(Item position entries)
==================================================
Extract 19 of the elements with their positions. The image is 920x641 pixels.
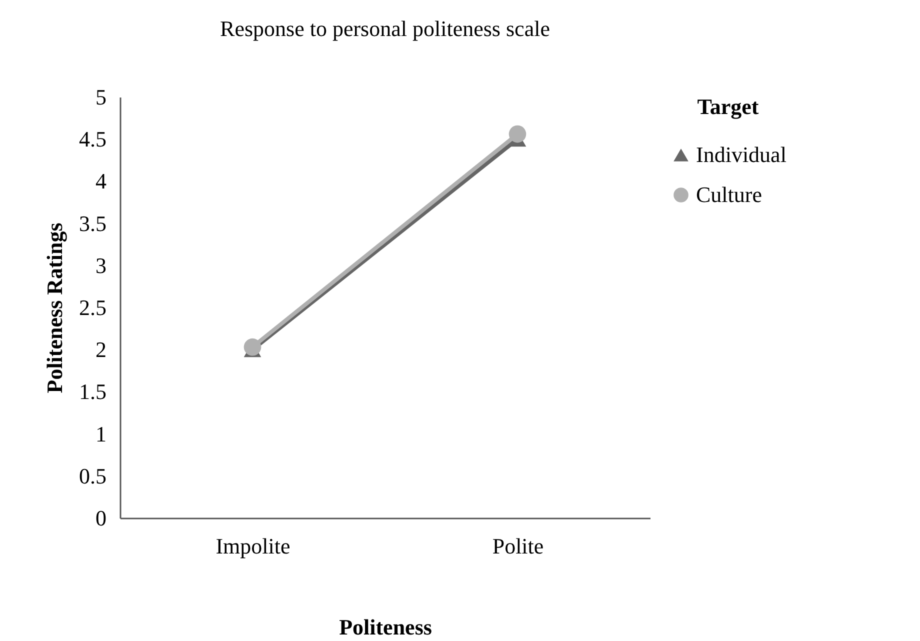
y-tick-label: 3.5 — [79, 210, 106, 236]
x-tick-label: Impolite — [216, 534, 290, 558]
y-axis-title: Politeness Ratings — [42, 222, 67, 394]
y-tick-label: 1.5 — [79, 379, 106, 404]
legend-title: Target — [697, 94, 760, 119]
y-tick-label: 3 — [96, 252, 106, 278]
y-tick-label: 5 — [96, 84, 106, 110]
y-tick-label: 4 — [96, 168, 106, 194]
y-tick-label: 2.5 — [79, 295, 106, 320]
legend-label: Culture — [696, 182, 762, 207]
chart-title: Response to personal politeness scale — [220, 16, 550, 41]
y-tick-label: 0 — [96, 506, 106, 530]
x-axis-title: Politeness — [339, 614, 432, 640]
legend-label: Individual — [696, 142, 786, 167]
x-tick-label: Polite — [492, 534, 544, 558]
y-tick-label: 0.5 — [79, 463, 106, 488]
y-tick-label: 2 — [96, 337, 106, 362]
y-tick-label: 4.5 — [79, 126, 106, 152]
y-tick-label: 1 — [96, 421, 106, 446]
==================================================
Arrange all of the data above as a Markdown table with two columns, Row and Data line, giving each line its own numbered row and skipping blank lines. Leave the pictures out of the table.

■ **Solution to the exercise**:
| Row | Data line |
|---|---|
| 1 | Extract 19 of the elements with their positions. The image is 920x641 pixels. |
| 2 | y-tick-label: 3.5 — [79, 210, 106, 236] |
| 3 | x-tick-label: Impolite — [216, 534, 290, 558] |
| 4 | y-axis-title: Politeness Ratings — [42, 222, 67, 394] |
| 5 | y-tick-label: 1.5 — [79, 379, 106, 404] |
| 6 | legend-title: Target — [697, 94, 760, 119] |
| 7 | y-tick-label: 3 — [96, 252, 106, 278] |
| 8 | y-tick-label: 5 — [96, 84, 106, 110] |
| 9 | y-tick-label: 4 — [96, 168, 106, 194] |
| 10 | y-tick-label: 2.5 — [79, 295, 106, 320] |
| 11 | legend-label: Culture — [696, 182, 762, 207] |
| 12 | chart-title: Response to personal politeness scale — [220, 16, 550, 41] |
| 13 | y-tick-label: 0 — [96, 506, 106, 530] |
| 14 | x-axis-title: Politeness — [339, 614, 432, 640] |
| 15 | legend-label: Individual — [696, 142, 786, 167] |
| 16 | x-tick-label: Polite — [492, 534, 544, 558] |
| 17 | y-tick-label: 0.5 — [79, 463, 106, 488] |
| 18 | y-tick-label: 2 — [96, 337, 106, 362] |
| 19 | y-tick-label: 4.5 — [79, 126, 106, 152] |
| 20 | y-tick-label: 1 — [96, 421, 106, 446] |